[EXERCISE PROMPT]:
Transcribe the material verbatim in full; the pictures do not belong in the copy.

— start of RECORDS TO PROCESS —

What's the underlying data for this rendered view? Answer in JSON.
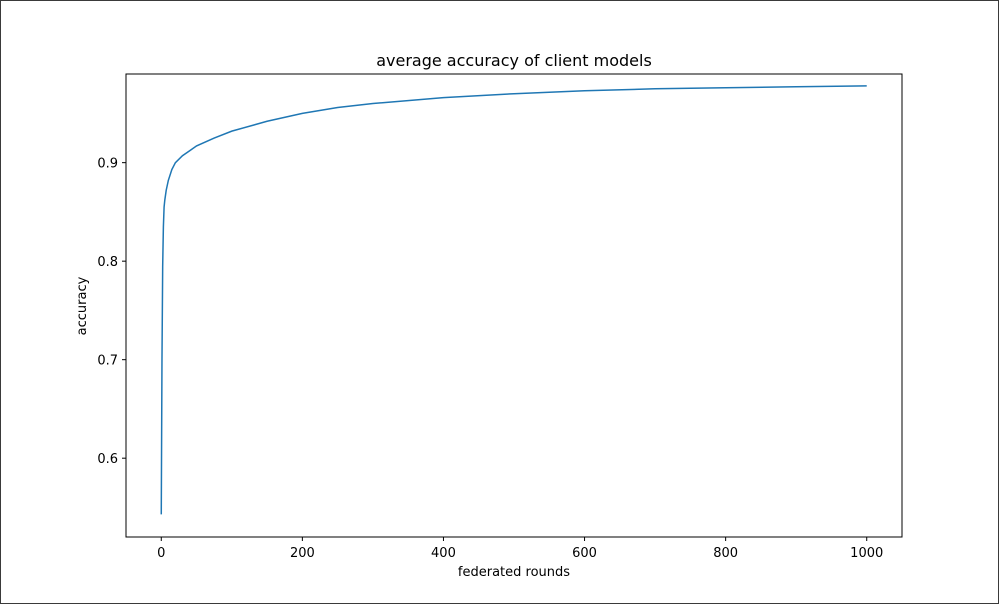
{
  "chart_data": {
    "type": "line",
    "title": "average accuracy of client models",
    "xlabel": "federated rounds",
    "ylabel": "accuracy",
    "xlim": [
      -50,
      1050
    ],
    "ylim": [
      0.52,
      0.99
    ],
    "xticks": [
      0,
      200,
      400,
      600,
      800,
      1000
    ],
    "xtick_labels": [
      "0",
      "200",
      "400",
      "600",
      "800",
      "1000"
    ],
    "yticks": [
      0.6,
      0.7,
      0.8,
      0.9
    ],
    "ytick_labels": [
      "0.6",
      "0.7",
      "0.8",
      "0.9"
    ],
    "grid": false,
    "line_color": "#1f77b4",
    "series": [
      {
        "x": [
          0,
          1,
          2,
          3,
          4,
          5,
          7,
          10,
          15,
          20,
          30,
          40,
          50,
          75,
          100,
          150,
          200,
          250,
          300,
          400,
          500,
          600,
          700,
          800,
          900,
          1000
        ],
        "values": [
          0.543,
          0.7,
          0.795,
          0.835,
          0.855,
          0.862,
          0.872,
          0.882,
          0.893,
          0.9,
          0.907,
          0.912,
          0.917,
          0.925,
          0.932,
          0.942,
          0.95,
          0.956,
          0.96,
          0.966,
          0.97,
          0.973,
          0.975,
          0.976,
          0.977,
          0.978
        ]
      }
    ]
  }
}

— end of RECORDS TO PROCESS —

[PROBLEM SOLUTION]:
What's the underlying data for this rendered view? Answer in JSON.
{
  "chart_data": {
    "type": "line",
    "title": "average accuracy of client models",
    "xlabel": "federated rounds",
    "ylabel": "accuracy",
    "xlim": [
      -50,
      1050
    ],
    "ylim": [
      0.52,
      0.99
    ],
    "xticks": [
      0,
      200,
      400,
      600,
      800,
      1000
    ],
    "xtick_labels": [
      "0",
      "200",
      "400",
      "600",
      "800",
      "1000"
    ],
    "yticks": [
      0.6,
      0.7,
      0.8,
      0.9
    ],
    "ytick_labels": [
      "0.6",
      "0.7",
      "0.8",
      "0.9"
    ],
    "grid": false,
    "line_color": "#1f77b4",
    "series": [
      {
        "x": [
          0,
          1,
          2,
          3,
          4,
          5,
          7,
          10,
          15,
          20,
          30,
          40,
          50,
          75,
          100,
          150,
          200,
          250,
          300,
          400,
          500,
          600,
          700,
          800,
          900,
          1000
        ],
        "values": [
          0.543,
          0.7,
          0.795,
          0.835,
          0.855,
          0.862,
          0.872,
          0.882,
          0.893,
          0.9,
          0.907,
          0.912,
          0.917,
          0.925,
          0.932,
          0.942,
          0.95,
          0.956,
          0.96,
          0.966,
          0.97,
          0.973,
          0.975,
          0.976,
          0.977,
          0.978
        ]
      }
    ]
  }
}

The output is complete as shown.